» Extracted records:
'''

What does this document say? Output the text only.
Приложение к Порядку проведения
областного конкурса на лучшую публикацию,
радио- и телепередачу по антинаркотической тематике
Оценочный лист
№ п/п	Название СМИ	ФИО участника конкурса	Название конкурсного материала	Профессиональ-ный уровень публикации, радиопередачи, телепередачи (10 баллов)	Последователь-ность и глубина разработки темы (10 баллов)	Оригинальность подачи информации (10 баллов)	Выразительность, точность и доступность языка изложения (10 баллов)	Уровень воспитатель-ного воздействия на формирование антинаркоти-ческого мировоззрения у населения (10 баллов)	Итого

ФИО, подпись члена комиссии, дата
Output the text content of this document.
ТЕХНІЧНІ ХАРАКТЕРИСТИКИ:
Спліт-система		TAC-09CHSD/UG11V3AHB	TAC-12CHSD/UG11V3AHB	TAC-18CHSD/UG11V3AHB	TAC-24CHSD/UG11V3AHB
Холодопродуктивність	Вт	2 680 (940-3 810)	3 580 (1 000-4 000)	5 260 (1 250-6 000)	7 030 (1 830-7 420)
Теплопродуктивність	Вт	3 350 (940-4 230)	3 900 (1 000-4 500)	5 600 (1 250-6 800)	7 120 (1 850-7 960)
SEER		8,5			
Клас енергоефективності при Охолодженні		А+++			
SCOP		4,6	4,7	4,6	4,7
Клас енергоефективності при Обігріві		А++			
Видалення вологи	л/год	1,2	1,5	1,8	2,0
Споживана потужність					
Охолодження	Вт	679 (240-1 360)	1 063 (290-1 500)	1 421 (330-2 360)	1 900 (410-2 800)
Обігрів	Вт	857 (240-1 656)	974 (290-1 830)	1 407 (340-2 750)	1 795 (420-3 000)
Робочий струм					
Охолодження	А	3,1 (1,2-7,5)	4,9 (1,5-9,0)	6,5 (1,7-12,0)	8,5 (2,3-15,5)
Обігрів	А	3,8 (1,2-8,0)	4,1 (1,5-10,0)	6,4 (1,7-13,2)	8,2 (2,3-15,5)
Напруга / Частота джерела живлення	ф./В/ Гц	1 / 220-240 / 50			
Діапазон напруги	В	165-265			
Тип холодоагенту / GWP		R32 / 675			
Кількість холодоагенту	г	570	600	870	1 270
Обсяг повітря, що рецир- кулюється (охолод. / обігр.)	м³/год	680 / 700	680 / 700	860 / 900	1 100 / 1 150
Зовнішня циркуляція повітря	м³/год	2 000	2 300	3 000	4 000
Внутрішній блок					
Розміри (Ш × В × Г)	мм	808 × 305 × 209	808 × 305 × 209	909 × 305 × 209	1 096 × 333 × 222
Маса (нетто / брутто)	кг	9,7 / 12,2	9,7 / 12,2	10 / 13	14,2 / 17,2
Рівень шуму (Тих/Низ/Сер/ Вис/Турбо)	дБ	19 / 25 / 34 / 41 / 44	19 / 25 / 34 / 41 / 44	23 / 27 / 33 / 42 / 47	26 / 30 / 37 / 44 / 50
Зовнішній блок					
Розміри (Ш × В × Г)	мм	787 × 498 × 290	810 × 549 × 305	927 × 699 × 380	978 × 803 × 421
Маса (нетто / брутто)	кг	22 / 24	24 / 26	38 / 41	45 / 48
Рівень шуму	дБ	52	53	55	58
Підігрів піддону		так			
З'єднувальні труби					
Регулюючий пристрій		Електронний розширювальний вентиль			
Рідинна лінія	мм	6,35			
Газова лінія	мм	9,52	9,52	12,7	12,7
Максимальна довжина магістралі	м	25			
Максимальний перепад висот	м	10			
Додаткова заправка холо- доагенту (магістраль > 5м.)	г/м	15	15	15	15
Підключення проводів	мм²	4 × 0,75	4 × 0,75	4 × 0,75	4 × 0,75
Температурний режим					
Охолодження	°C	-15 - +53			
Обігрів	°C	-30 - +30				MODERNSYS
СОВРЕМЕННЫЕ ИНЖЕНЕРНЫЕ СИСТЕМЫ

'''

» GIVEN INSTRUCTION:
Repeat the records exactly, including every line.

» THE RESULT:
What does this document say? Output the text only.
Приложение к Порядку проведения
областного конкурса на лучшую публикацию,
радио- и телепередачу по антинаркотической тематике
Оценочный лист
№ п/п	Название СМИ	ФИО участника конкурса	Название конкурсного материала	Профессиональ-ный уровень публикации, радиопередачи, телепередачи (10 баллов)	Последователь-ность и глубина разработки темы (10 баллов)	Оригинальность подачи информации (10 баллов)	Выразительность, точность и доступность языка изложения (10 баллов)	Уровень воспитатель-ного воздействия на формирование антинаркоти-ческого мировоззрения у населения (10 баллов)	Итого

ФИО, подпись члена комиссии, дата
Output the text content of this document.
ТЕХНІЧНІ ХАРАКТЕРИСТИКИ:
Спліт-система		TAC-09CHSD/UG11V3AHB	TAC-12CHSD/UG11V3AHB	TAC-18CHSD/UG11V3AHB	TAC-24CHSD/UG11V3AHB
Холодопродуктивність	Вт	2 680 (940-3 810)	3 580 (1 000-4 000)	5 260 (1 250-6 000)	7 030 (1 830-7 420)
Теплопродуктивність	Вт	3 350 (940-4 230)	3 900 (1 000-4 500)	5 600 (1 250-6 800)	7 120 (1 850-7 960)
SEER		8,5			
Клас енергоефективності при Охолодженні		А+++			
SCOP		4,6	4,7	4,6	4,7
Клас енергоефективності при Обігріві		А++			
Видалення вологи	л/год	1,2	1,5	1,8	2,0
Споживана потужність					
Охолодження	Вт	679 (240-1 360)	1 063 (290-1 500)	1 421 (330-2 360)	1 900 (410-2 800)
Обігрів	Вт	857 (240-1 656)	974 (290-1 830)	1 407 (340-2 750)	1 795 (420-3 000)
Робочий струм					
Охолодження	А	3,1 (1,2-7,5)	4,9 (1,5-9,0)	6,5 (1,7-12,0)	8,5 (2,3-15,5)
Обігрів	А	3,8 (1,2-8,0)	4,1 (1,5-10,0)	6,4 (1,7-13,2)	8,2 (2,3-15,5)
Напруга / Частота джерела живлення	ф./В/ Гц	1 / 220-240 / 50			
Діапазон напруги	В	165-265			
Тип холодоагенту / GWP		R32 / 675			
Кількість холодоагенту	г	570	600	870	1 270
Обсяг повітря, що рецир- кулюється (охолод. / обігр.)	м³/год	680 / 700	680 / 700	860 / 900	1 100 / 1 150
Зовнішня циркуляція повітря	м³/год	2 000	2 300	3 000	4 000
Внутрішній блок					
Розміри (Ш × В × Г)	мм	808 × 305 × 209	808 × 305 × 209	909 × 305 × 209	1 096 × 333 × 222
Маса (нетто / брутто)	кг	9,7 / 12,2	9,7 / 12,2	10 / 13	14,2 / 17,2
Рівень шуму (Тих/Низ/Сер/ Вис/Турбо)	дБ	19 / 25 / 34 / 41 / 44	19 / 25 / 34 / 41 / 44	23 / 27 / 33 / 42 / 47	26 / 30 / 37 / 44 / 50
Зовнішній блок					
Розміри (Ш × В × Г)	мм	787 × 498 × 290	810 × 549 × 305	927 × 699 × 380	978 × 803 × 421
Маса (нетто / брутто)	кг	22 / 24	24 / 26	38 / 41	45 / 48
Рівень шуму	дБ	52	53	55	58
Підігрів піддону		так			
З'єднувальні труби					
Регулюючий пристрій		Електронний розширювальний вентиль			
Рідинна лінія	мм	6,35			
Газова лінія	мм	9,52	9,52	12,7	12,7
Максимальна довжина магістралі	м	25			
Максимальний перепад висот	м	10			
Додаткова заправка холо- доагенту (магістраль > 5м.)	г/м	15	15	15	15
Підключення проводів	мм²	4 × 0,75	4 × 0,75	4 × 0,75	4 × 0,75
Температурний режим					
Охолодження	°C	-15 - +53			
Обігрів	°C	-30 - +30				MODERNSYS
СОВРЕМЕННЫЕ ИНЖЕНЕРНЫЕ СИСТЕМЫ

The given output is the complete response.